_The task_
Filter these entries, keeping only lines that hold the word "Importing".

_Saved data entries_
· · · · · · ·

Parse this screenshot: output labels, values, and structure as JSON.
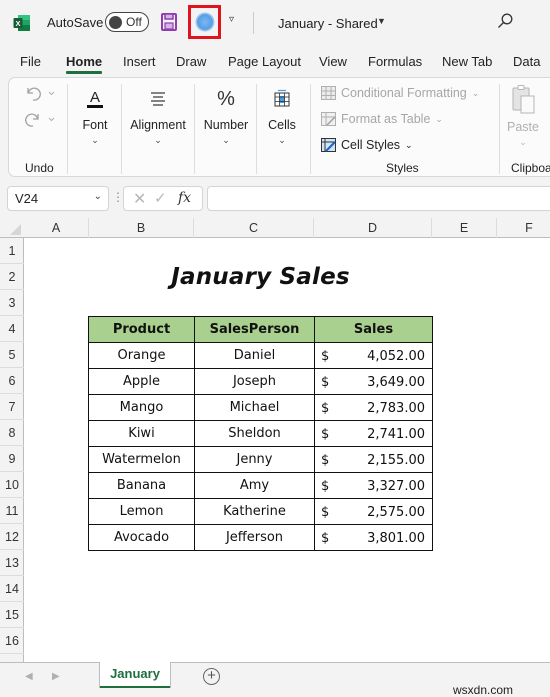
{
  "titlebar": {
    "app_icon": "excel-icon",
    "autosave_label": "AutoSave",
    "autosave_state": "Off",
    "save_icon": "save-icon",
    "highlighted_button_icon": "circle-icon",
    "quick_access_more": "customize-quick-access-icon",
    "document_title": "January  -  Shared",
    "search_icon": "search-icon"
  },
  "menu_tabs": [
    {
      "label": "File",
      "active": false
    },
    {
      "label": "Home",
      "active": true
    },
    {
      "label": "Insert",
      "active": false
    },
    {
      "label": "Draw",
      "active": false
    },
    {
      "label": "Page Layout",
      "active": false
    },
    {
      "label": "View",
      "active": false
    },
    {
      "label": "Formulas",
      "active": false
    },
    {
      "label": "New Tab",
      "active": false
    },
    {
      "label": "Data",
      "active": false
    }
  ],
  "ribbon": {
    "undo_group_label": "Undo",
    "font_label": "Font",
    "alignment_label": "Alignment",
    "number_label": "Number",
    "number_icon": "%",
    "cells_label": "Cells",
    "styles": {
      "conditional_formatting": "Conditional Formatting",
      "format_as_table": "Format as Table",
      "cell_styles": "Cell Styles",
      "group_label": "Styles"
    },
    "clipboard": {
      "paste_label": "Paste",
      "group_label": "Clipboa"
    }
  },
  "formula_bar": {
    "name_box": "V24",
    "formula_value": ""
  },
  "columns": [
    "A",
    "B",
    "C",
    "D",
    "E",
    "F"
  ],
  "rows": [
    "1",
    "2",
    "3",
    "4",
    "5",
    "6",
    "7",
    "8",
    "9",
    "10",
    "11",
    "12",
    "13",
    "14",
    "15",
    "16"
  ],
  "sheet": {
    "title": "January Sales",
    "headers": [
      "Product",
      "SalesPerson",
      "Sales"
    ],
    "header_fill": "#A9D08E",
    "currency_symbol": "$",
    "records": [
      {
        "product": "Orange",
        "salesperson": "Daniel",
        "sales": "4,052.00"
      },
      {
        "product": "Apple",
        "salesperson": "Joseph",
        "sales": "3,649.00"
      },
      {
        "product": "Mango",
        "salesperson": "Michael",
        "sales": "2,783.00"
      },
      {
        "product": "Kiwi",
        "salesperson": "Sheldon",
        "sales": "2,741.00"
      },
      {
        "product": "Watermelon",
        "salesperson": "Jenny",
        "sales": "2,155.00"
      },
      {
        "product": "Banana",
        "salesperson": "Amy",
        "sales": "3,327.00"
      },
      {
        "product": "Lemon",
        "salesperson": "Katherine",
        "sales": "2,575.00"
      },
      {
        "product": "Avocado",
        "salesperson": "Jefferson",
        "sales": "3,801.00"
      }
    ]
  },
  "sheet_tabs": {
    "tabs": [
      "January"
    ],
    "active": "January",
    "accent_color": "#1E6E3E"
  },
  "watermark": "wsxdn.com"
}
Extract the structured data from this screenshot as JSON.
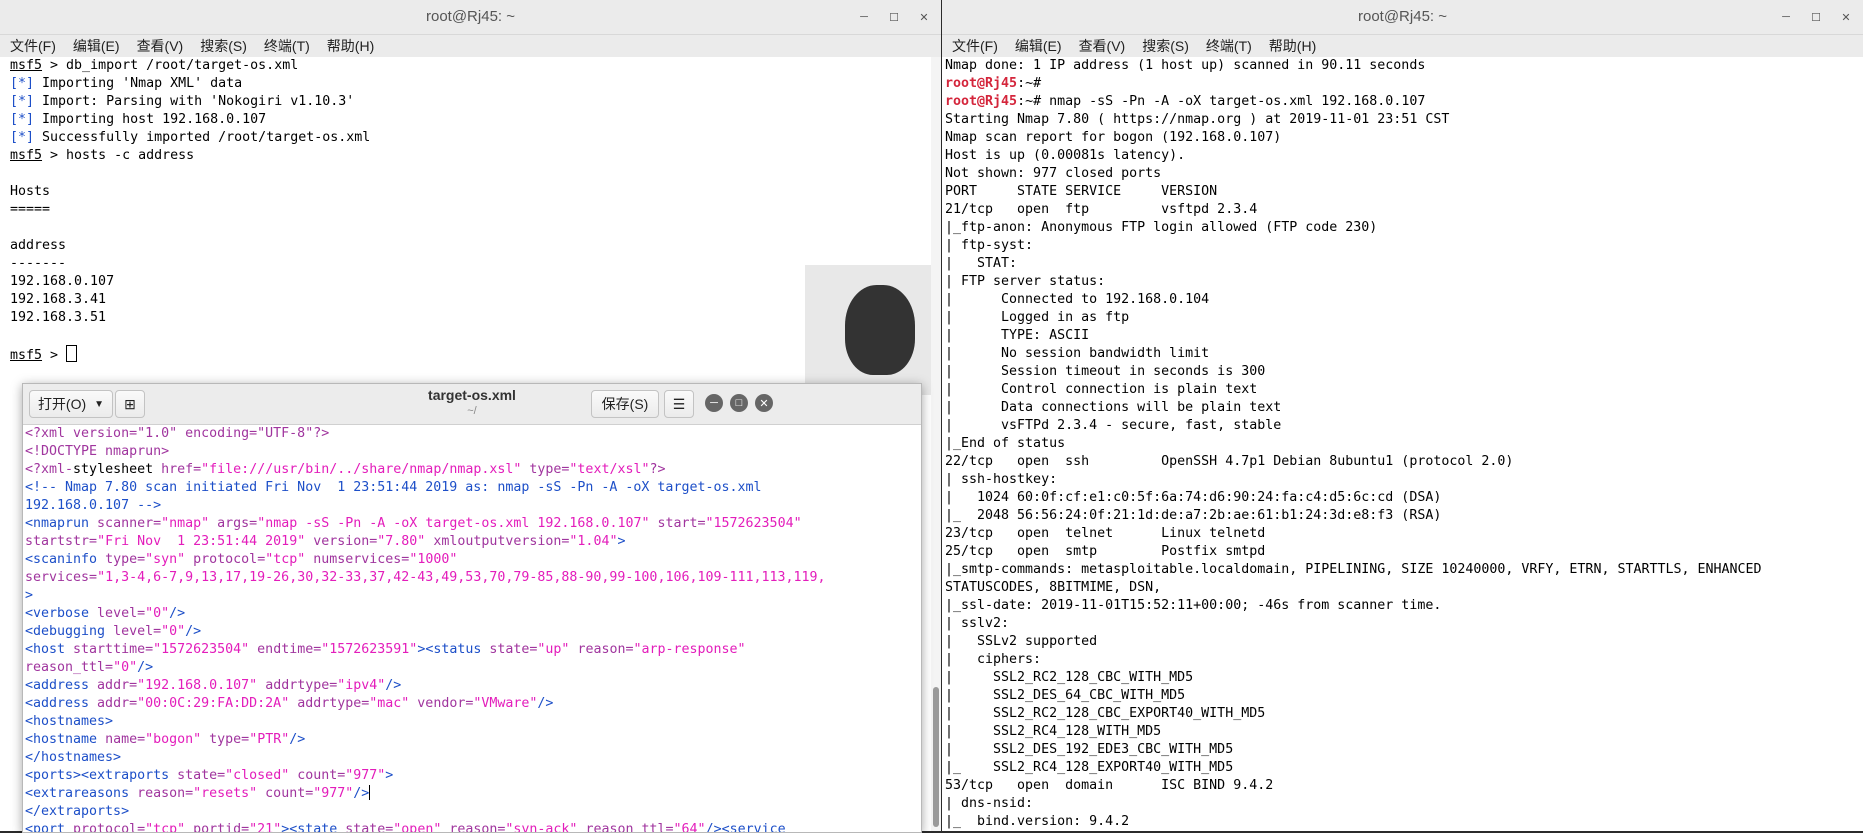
{
  "left_window": {
    "title": "root@Rj45: ~",
    "menu": [
      "文件(F)",
      "编辑(E)",
      "查看(V)",
      "搜索(S)",
      "终端(T)",
      "帮助(H)"
    ],
    "lines": [
      [
        {
          "t": "msf5",
          "c": "u"
        },
        {
          "t": " > db_import /root/target-os.xml"
        }
      ],
      [
        {
          "t": "[*]",
          "c": "c-blue"
        },
        {
          "t": " Importing 'Nmap XML' data"
        }
      ],
      [
        {
          "t": "[*]",
          "c": "c-blue"
        },
        {
          "t": " Import: Parsing with 'Nokogiri v1.10.3'"
        }
      ],
      [
        {
          "t": "[*]",
          "c": "c-blue"
        },
        {
          "t": " Importing host 192.168.0.107"
        }
      ],
      [
        {
          "t": "[*]",
          "c": "c-blue"
        },
        {
          "t": " Successfully imported /root/target-os.xml"
        }
      ],
      [
        {
          "t": "msf5",
          "c": "u"
        },
        {
          "t": " > hosts -c address"
        }
      ],
      [
        {
          "t": ""
        }
      ],
      [
        {
          "t": "Hosts"
        }
      ],
      [
        {
          "t": "====="
        }
      ],
      [
        {
          "t": ""
        }
      ],
      [
        {
          "t": "address"
        }
      ],
      [
        {
          "t": "-------"
        }
      ],
      [
        {
          "t": "192.168.0.107"
        }
      ],
      [
        {
          "t": "192.168.3.41"
        }
      ],
      [
        {
          "t": "192.168.3.51"
        }
      ],
      [
        {
          "t": ""
        }
      ],
      [
        {
          "t": "msf5",
          "c": "u"
        },
        {
          "t": " > "
        },
        {
          "t": "",
          "c": "cursor"
        }
      ]
    ]
  },
  "right_window": {
    "title": "root@Rj45: ~",
    "menu": [
      "文件(F)",
      "编辑(E)",
      "查看(V)",
      "搜索(S)",
      "终端(T)",
      "帮助(H)"
    ],
    "lines": [
      [
        {
          "t": "Nmap done: 1 IP address (1 host up) scanned in 90.11 seconds"
        }
      ],
      [
        {
          "t": "root@Rj45",
          "c": "c-red"
        },
        {
          "t": ":~#"
        }
      ],
      [
        {
          "t": "root@Rj45",
          "c": "c-red"
        },
        {
          "t": ":~# nmap -sS -Pn -A -oX target-os.xml 192.168.0.107"
        }
      ],
      [
        {
          "t": "Starting Nmap 7.80 ( https://nmap.org ) at 2019-11-01 23:51 CST"
        }
      ],
      [
        {
          "t": "Nmap scan report for bogon (192.168.0.107)"
        }
      ],
      [
        {
          "t": "Host is up (0.00081s latency)."
        }
      ],
      [
        {
          "t": "Not shown: 977 closed ports"
        }
      ],
      [
        {
          "t": "PORT     STATE SERVICE     VERSION"
        }
      ],
      [
        {
          "t": "21/tcp   open  ftp         vsftpd 2.3.4"
        }
      ],
      [
        {
          "t": "|_ftp-anon: Anonymous FTP login allowed (FTP code 230)"
        }
      ],
      [
        {
          "t": "| ftp-syst:"
        }
      ],
      [
        {
          "t": "|   STAT:"
        }
      ],
      [
        {
          "t": "| FTP server status:"
        }
      ],
      [
        {
          "t": "|      Connected to 192.168.0.104"
        }
      ],
      [
        {
          "t": "|      Logged in as ftp"
        }
      ],
      [
        {
          "t": "|      TYPE: ASCII"
        }
      ],
      [
        {
          "t": "|      No session bandwidth limit"
        }
      ],
      [
        {
          "t": "|      Session timeout in seconds is 300"
        }
      ],
      [
        {
          "t": "|      Control connection is plain text"
        }
      ],
      [
        {
          "t": "|      Data connections will be plain text"
        }
      ],
      [
        {
          "t": "|      vsFTPd 2.3.4 - secure, fast, stable"
        }
      ],
      [
        {
          "t": "|_End of status"
        }
      ],
      [
        {
          "t": "22/tcp   open  ssh         OpenSSH 4.7p1 Debian 8ubuntu1 (protocol 2.0)"
        }
      ],
      [
        {
          "t": "| ssh-hostkey:"
        }
      ],
      [
        {
          "t": "|   1024 60:0f:cf:e1:c0:5f:6a:74:d6:90:24:fa:c4:d5:6c:cd (DSA)"
        }
      ],
      [
        {
          "t": "|_  2048 56:56:24:0f:21:1d:de:a7:2b:ae:61:b1:24:3d:e8:f3 (RSA)"
        }
      ],
      [
        {
          "t": "23/tcp   open  telnet      Linux telnetd"
        }
      ],
      [
        {
          "t": "25/tcp   open  smtp        Postfix smtpd"
        }
      ],
      [
        {
          "t": "|_smtp-commands: metasploitable.localdomain, PIPELINING, SIZE 10240000, VRFY, ETRN, STARTTLS, ENHANCED"
        }
      ],
      [
        {
          "t": "STATUSCODES, 8BITMIME, DSN,"
        }
      ],
      [
        {
          "t": "|_ssl-date: 2019-11-01T15:52:11+00:00; -46s from scanner time."
        }
      ],
      [
        {
          "t": "| sslv2:"
        }
      ],
      [
        {
          "t": "|   SSLv2 supported"
        }
      ],
      [
        {
          "t": "|   ciphers:"
        }
      ],
      [
        {
          "t": "|     SSL2_RC2_128_CBC_WITH_MD5"
        }
      ],
      [
        {
          "t": "|     SSL2_DES_64_CBC_WITH_MD5"
        }
      ],
      [
        {
          "t": "|     SSL2_RC2_128_CBC_EXPORT40_WITH_MD5"
        }
      ],
      [
        {
          "t": "|     SSL2_RC4_128_WITH_MD5"
        }
      ],
      [
        {
          "t": "|     SSL2_DES_192_EDE3_CBC_WITH_MD5"
        }
      ],
      [
        {
          "t": "|_    SSL2_RC4_128_EXPORT40_WITH_MD5"
        }
      ],
      [
        {
          "t": "53/tcp   open  domain      ISC BIND 9.4.2"
        }
      ],
      [
        {
          "t": "| dns-nsid:"
        }
      ],
      [
        {
          "t": "|_  bind.version: 9.4.2"
        }
      ]
    ]
  },
  "editor": {
    "open_label": "打开(O)",
    "title": "target-os.xml",
    "subtitle": "~/",
    "save_label": "保存(S)",
    "lines": [
      [
        {
          "t": "<?xml version=\"1.0\" encoding=\"UTF-8\"?>",
          "c": "p"
        }
      ],
      [
        {
          "t": "<!DOCTYPE nmaprun>",
          "c": "p"
        }
      ],
      [
        {
          "t": "<?xml-",
          "c": "p"
        },
        {
          "t": "stylesheet"
        },
        {
          "t": " href=",
          "c": "a"
        },
        {
          "t": "\"file:///usr/bin/../share/nmap/nmap.xsl\"",
          "c": "s"
        },
        {
          "t": " type=",
          "c": "a"
        },
        {
          "t": "\"text/xsl\"",
          "c": "s"
        },
        {
          "t": "?>",
          "c": "p"
        }
      ],
      [
        {
          "t": "<!-- Nmap 7.80 scan initiated Fri Nov  1 23:51:44 2019 as: nmap -sS -Pn -A -oX target-os.xml",
          "c": "cm"
        }
      ],
      [
        {
          "t": "192.168.0.107 -->",
          "c": "cm"
        }
      ],
      [
        {
          "t": "<nmaprun",
          "c": "k"
        },
        {
          "t": " scanner=",
          "c": "a"
        },
        {
          "t": "\"nmap\"",
          "c": "s"
        },
        {
          "t": " args=",
          "c": "a"
        },
        {
          "t": "\"nmap -sS -Pn -A -oX target-os.xml 192.168.0.107\"",
          "c": "s"
        },
        {
          "t": " start=",
          "c": "a"
        },
        {
          "t": "\"1572623504\"",
          "c": "s"
        }
      ],
      [
        {
          "t": "startstr=",
          "c": "a"
        },
        {
          "t": "\"Fri Nov  1 23:51:44 2019\"",
          "c": "s"
        },
        {
          "t": " version=",
          "c": "a"
        },
        {
          "t": "\"7.80\"",
          "c": "s"
        },
        {
          "t": " xmloutputversion=",
          "c": "a"
        },
        {
          "t": "\"1.04\"",
          "c": "s"
        },
        {
          "t": ">",
          "c": "k"
        }
      ],
      [
        {
          "t": "<scaninfo",
          "c": "k"
        },
        {
          "t": " type=",
          "c": "a"
        },
        {
          "t": "\"syn\"",
          "c": "s"
        },
        {
          "t": " protocol=",
          "c": "a"
        },
        {
          "t": "\"tcp\"",
          "c": "s"
        },
        {
          "t": " numservices=",
          "c": "a"
        },
        {
          "t": "\"1000\"",
          "c": "s"
        }
      ],
      [
        {
          "t": "services=",
          "c": "a"
        },
        {
          "t": "\"1,3-4,6-7,9,13,17,19-26,30,32-33,37,42-43,49,53,70,79-85,88-90,99-100,106,109-111,113,119,",
          "c": "s"
        }
      ],
      [
        {
          "t": ">",
          "c": "k"
        }
      ],
      [
        {
          "t": "<verbose",
          "c": "k"
        },
        {
          "t": " level=",
          "c": "a"
        },
        {
          "t": "\"0\"",
          "c": "s"
        },
        {
          "t": "/>",
          "c": "k"
        }
      ],
      [
        {
          "t": "<debugging",
          "c": "k"
        },
        {
          "t": " level=",
          "c": "a"
        },
        {
          "t": "\"0\"",
          "c": "s"
        },
        {
          "t": "/>",
          "c": "k"
        }
      ],
      [
        {
          "t": "<host",
          "c": "k"
        },
        {
          "t": " starttime=",
          "c": "a"
        },
        {
          "t": "\"1572623504\"",
          "c": "s"
        },
        {
          "t": " endtime=",
          "c": "a"
        },
        {
          "t": "\"1572623591\"",
          "c": "s"
        },
        {
          "t": "><status",
          "c": "k"
        },
        {
          "t": " state=",
          "c": "a"
        },
        {
          "t": "\"up\"",
          "c": "s"
        },
        {
          "t": " reason=",
          "c": "a"
        },
        {
          "t": "\"arp-response\"",
          "c": "s"
        }
      ],
      [
        {
          "t": "reason_ttl=",
          "c": "a"
        },
        {
          "t": "\"0\"",
          "c": "s"
        },
        {
          "t": "/>",
          "c": "k"
        }
      ],
      [
        {
          "t": "<address",
          "c": "k"
        },
        {
          "t": " addr=",
          "c": "a"
        },
        {
          "t": "\"192.168.0.107\"",
          "c": "s"
        },
        {
          "t": " addrtype=",
          "c": "a"
        },
        {
          "t": "\"ipv4\"",
          "c": "s"
        },
        {
          "t": "/>",
          "c": "k"
        }
      ],
      [
        {
          "t": "<address",
          "c": "k"
        },
        {
          "t": " addr=",
          "c": "a"
        },
        {
          "t": "\"00:0C:29:FA:DD:2A\"",
          "c": "s"
        },
        {
          "t": " addrtype=",
          "c": "a"
        },
        {
          "t": "\"mac\"",
          "c": "s"
        },
        {
          "t": " vendor=",
          "c": "a"
        },
        {
          "t": "\"VMware\"",
          "c": "s"
        },
        {
          "t": "/>",
          "c": "k"
        }
      ],
      [
        {
          "t": "<hostnames>",
          "c": "k"
        }
      ],
      [
        {
          "t": "<hostname",
          "c": "k"
        },
        {
          "t": " name=",
          "c": "a"
        },
        {
          "t": "\"bogon\"",
          "c": "s"
        },
        {
          "t": " type=",
          "c": "a"
        },
        {
          "t": "\"PTR\"",
          "c": "s"
        },
        {
          "t": "/>",
          "c": "k"
        }
      ],
      [
        {
          "t": "</hostnames>",
          "c": "k"
        }
      ],
      [
        {
          "t": "<ports><extraports",
          "c": "k"
        },
        {
          "t": " state=",
          "c": "a"
        },
        {
          "t": "\"closed\"",
          "c": "s"
        },
        {
          "t": " count=",
          "c": "a"
        },
        {
          "t": "\"977\"",
          "c": "s"
        },
        {
          "t": ">",
          "c": "k"
        }
      ],
      [
        {
          "t": "<extrareasons",
          "c": "k"
        },
        {
          "t": " reason=",
          "c": "a"
        },
        {
          "t": "\"resets\"",
          "c": "s"
        },
        {
          "t": " count=",
          "c": "a"
        },
        {
          "t": "\"977\"",
          "c": "s"
        },
        {
          "t": "/>",
          "c": "k"
        },
        {
          "t": "",
          "c": "lc"
        }
      ],
      [
        {
          "t": "</extraports>",
          "c": "k"
        }
      ],
      [
        {
          "t": "<port",
          "c": "k"
        },
        {
          "t": " protocol=",
          "c": "a"
        },
        {
          "t": "\"tcp\"",
          "c": "s"
        },
        {
          "t": " portid=",
          "c": "a"
        },
        {
          "t": "\"21\"",
          "c": "s"
        },
        {
          "t": "><state",
          "c": "k"
        },
        {
          "t": " state=",
          "c": "a"
        },
        {
          "t": "\"open\"",
          "c": "s"
        },
        {
          "t": " reason=",
          "c": "a"
        },
        {
          "t": "\"syn-ack\"",
          "c": "s"
        },
        {
          "t": " reason_ttl=",
          "c": "a"
        },
        {
          "t": "\"64\"",
          "c": "s"
        },
        {
          "t": "/><service",
          "c": "k"
        }
      ]
    ]
  },
  "icons": {
    "minimize": "minimize-icon",
    "maximize": "maximize-icon",
    "close": "close-icon",
    "hamburger": "menu-icon",
    "new_doc": "new-document-icon",
    "dropdown": "chevron-down-icon"
  },
  "colors": {
    "prompt_red": "#d4253b",
    "info_blue": "#1d4fc8",
    "xml_string": "#e31dbb",
    "xml_attr": "#a0359e"
  }
}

· · · · · · ·

_Finished exercise_
          "t": " Importing 'Nmap XML' data"
          "t": " Importing host 192.168.0.107"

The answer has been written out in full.